**Requirement**
Select lines where the word "Model" appears.

******

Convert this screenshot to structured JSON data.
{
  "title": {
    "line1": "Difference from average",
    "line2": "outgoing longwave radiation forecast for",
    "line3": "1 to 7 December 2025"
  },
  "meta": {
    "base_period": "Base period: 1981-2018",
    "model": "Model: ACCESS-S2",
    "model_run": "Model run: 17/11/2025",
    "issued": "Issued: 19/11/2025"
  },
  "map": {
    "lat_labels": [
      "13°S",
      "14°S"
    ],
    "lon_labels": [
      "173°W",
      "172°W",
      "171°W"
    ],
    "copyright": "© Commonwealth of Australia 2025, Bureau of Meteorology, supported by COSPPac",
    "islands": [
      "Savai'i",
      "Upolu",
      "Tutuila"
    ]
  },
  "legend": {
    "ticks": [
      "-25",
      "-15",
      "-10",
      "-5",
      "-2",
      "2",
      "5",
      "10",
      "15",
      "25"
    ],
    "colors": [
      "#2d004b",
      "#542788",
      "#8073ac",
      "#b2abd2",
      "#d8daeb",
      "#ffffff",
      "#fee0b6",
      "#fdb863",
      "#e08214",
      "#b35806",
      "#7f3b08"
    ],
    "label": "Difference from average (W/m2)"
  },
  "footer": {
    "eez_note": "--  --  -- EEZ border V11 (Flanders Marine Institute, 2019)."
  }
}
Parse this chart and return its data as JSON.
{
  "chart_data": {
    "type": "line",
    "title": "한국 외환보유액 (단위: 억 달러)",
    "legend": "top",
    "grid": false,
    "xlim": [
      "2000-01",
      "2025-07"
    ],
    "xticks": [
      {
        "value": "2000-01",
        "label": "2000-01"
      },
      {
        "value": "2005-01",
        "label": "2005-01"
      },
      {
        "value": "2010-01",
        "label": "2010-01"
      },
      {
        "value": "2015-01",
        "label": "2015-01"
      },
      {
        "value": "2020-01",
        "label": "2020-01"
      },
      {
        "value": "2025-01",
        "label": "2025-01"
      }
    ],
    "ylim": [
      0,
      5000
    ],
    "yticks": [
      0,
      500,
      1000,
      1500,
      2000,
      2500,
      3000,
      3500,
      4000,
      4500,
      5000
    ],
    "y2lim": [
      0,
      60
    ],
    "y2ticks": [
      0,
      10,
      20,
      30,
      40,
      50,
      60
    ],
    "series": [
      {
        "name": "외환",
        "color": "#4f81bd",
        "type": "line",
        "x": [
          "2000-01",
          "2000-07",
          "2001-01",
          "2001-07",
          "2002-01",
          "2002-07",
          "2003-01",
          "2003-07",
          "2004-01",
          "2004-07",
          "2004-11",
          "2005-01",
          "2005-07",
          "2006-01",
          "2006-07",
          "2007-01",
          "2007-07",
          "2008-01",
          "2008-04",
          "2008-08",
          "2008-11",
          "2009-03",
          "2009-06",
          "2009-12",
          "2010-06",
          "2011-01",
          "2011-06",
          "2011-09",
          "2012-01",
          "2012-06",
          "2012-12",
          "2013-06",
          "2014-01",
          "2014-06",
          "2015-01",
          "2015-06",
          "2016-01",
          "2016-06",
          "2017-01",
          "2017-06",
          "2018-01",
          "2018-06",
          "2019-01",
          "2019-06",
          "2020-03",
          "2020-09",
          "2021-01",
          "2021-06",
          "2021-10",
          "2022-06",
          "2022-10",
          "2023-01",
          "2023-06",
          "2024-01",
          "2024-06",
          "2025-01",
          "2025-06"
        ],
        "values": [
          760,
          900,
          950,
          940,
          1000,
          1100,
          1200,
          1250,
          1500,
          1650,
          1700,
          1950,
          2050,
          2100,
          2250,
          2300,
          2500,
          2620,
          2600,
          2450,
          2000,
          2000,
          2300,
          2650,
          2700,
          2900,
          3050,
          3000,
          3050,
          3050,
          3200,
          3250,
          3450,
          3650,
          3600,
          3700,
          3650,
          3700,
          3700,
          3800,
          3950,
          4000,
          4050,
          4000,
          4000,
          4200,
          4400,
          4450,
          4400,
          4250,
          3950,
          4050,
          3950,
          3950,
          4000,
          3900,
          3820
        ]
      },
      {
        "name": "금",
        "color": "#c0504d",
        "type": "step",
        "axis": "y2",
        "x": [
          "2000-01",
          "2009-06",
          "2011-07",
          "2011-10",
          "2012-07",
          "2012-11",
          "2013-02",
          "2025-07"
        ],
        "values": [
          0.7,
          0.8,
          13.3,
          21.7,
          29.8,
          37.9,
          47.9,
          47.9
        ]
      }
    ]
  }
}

******

**Solution**
    "model": "Model: ACCESS-S2",
    "model_run": "Model run: 17/11/2025",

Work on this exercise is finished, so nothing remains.